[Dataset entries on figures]
.....

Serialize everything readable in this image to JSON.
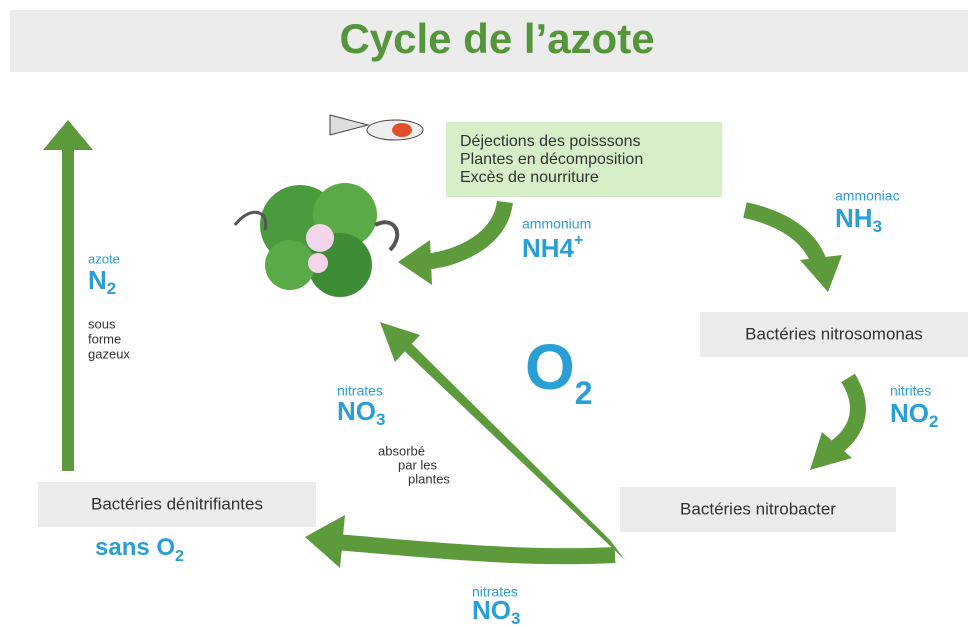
{
  "title": "Cycle de l’azote",
  "source_box": {
    "lines": [
      "Déjections des poisssons",
      "Plantes en décomposition",
      "Excès de nourriture"
    ]
  },
  "ammonium": {
    "name": "ammonium",
    "symbol": "NH4",
    "charge": "+"
  },
  "ammoniac": {
    "name": "ammoniac",
    "symbol": "NH",
    "subscript": "3"
  },
  "nitrites": {
    "name": "nitrites",
    "symbol": "NO",
    "subscript": "2"
  },
  "nitrates_absorbed": {
    "name": "nitrates",
    "symbol": "NO",
    "subscript": "3",
    "note_lines": [
      "absorbé",
      "par les",
      "plantes"
    ]
  },
  "nitrates_bottom": {
    "name": "nitrates",
    "symbol": "NO",
    "subscript": "3"
  },
  "oxygen": {
    "symbol": "O",
    "subscript": "2"
  },
  "nitrogen": {
    "name": "azote",
    "symbol": "N",
    "subscript": "2",
    "note_lines": [
      "sous",
      "forme",
      "gazeux"
    ]
  },
  "bacteria": {
    "nitrosomonas": "Bactéries nitrosomonas",
    "nitrobacter": "Bactéries nitrobacter",
    "denitrifying": "Bactéries dénitrifiantes"
  },
  "anoxic": {
    "label": "sans O",
    "subscript": "2"
  }
}
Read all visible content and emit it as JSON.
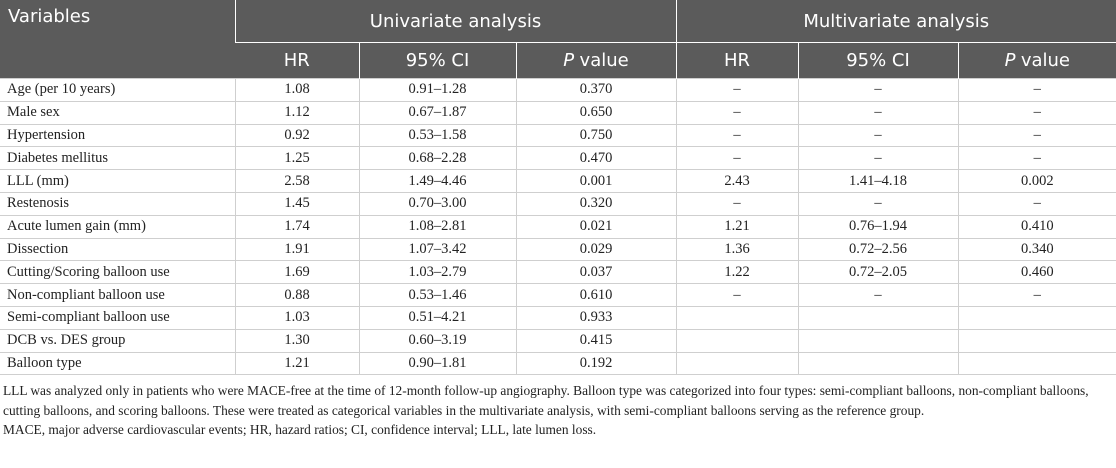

.....

Transcribe the records above exactly and drop every picture.

**REPLY**
Serialize everything readable in this image to JSON.
{
  "title": "Cycle de l’azote",
  "source_box": {
    "lines": [
      "Déjections des poisssons",
      "Plantes en décomposition",
      "Excès de nourriture"
    ]
  },
  "ammonium": {
    "name": "ammonium",
    "symbol": "NH4",
    "charge": "+"
  },
  "ammoniac": {
    "name": "ammoniac",
    "symbol": "NH",
    "subscript": "3"
  },
  "nitrites": {
    "name": "nitrites",
    "symbol": "NO",
    "subscript": "2"
  },
  "nitrates_absorbed": {
    "name": "nitrates",
    "symbol": "NO",
    "subscript": "3",
    "note_lines": [
      "absorbé",
      "par les",
      "plantes"
    ]
  },
  "nitrates_bottom": {
    "name": "nitrates",
    "symbol": "NO",
    "subscript": "3"
  },
  "oxygen": {
    "symbol": "O",
    "subscript": "2"
  },
  "nitrogen": {
    "name": "azote",
    "symbol": "N",
    "subscript": "2",
    "note_lines": [
      "sous",
      "forme",
      "gazeux"
    ]
  },
  "bacteria": {
    "nitrosomonas": "Bactéries nitrosomonas",
    "nitrobacter": "Bactéries nitrobacter",
    "denitrifying": "Bactéries dénitrifiantes"
  },
  "anoxic": {
    "label": "sans O",
    "subscript": "2"
  }
}
Read all visible content and emit it as JSON.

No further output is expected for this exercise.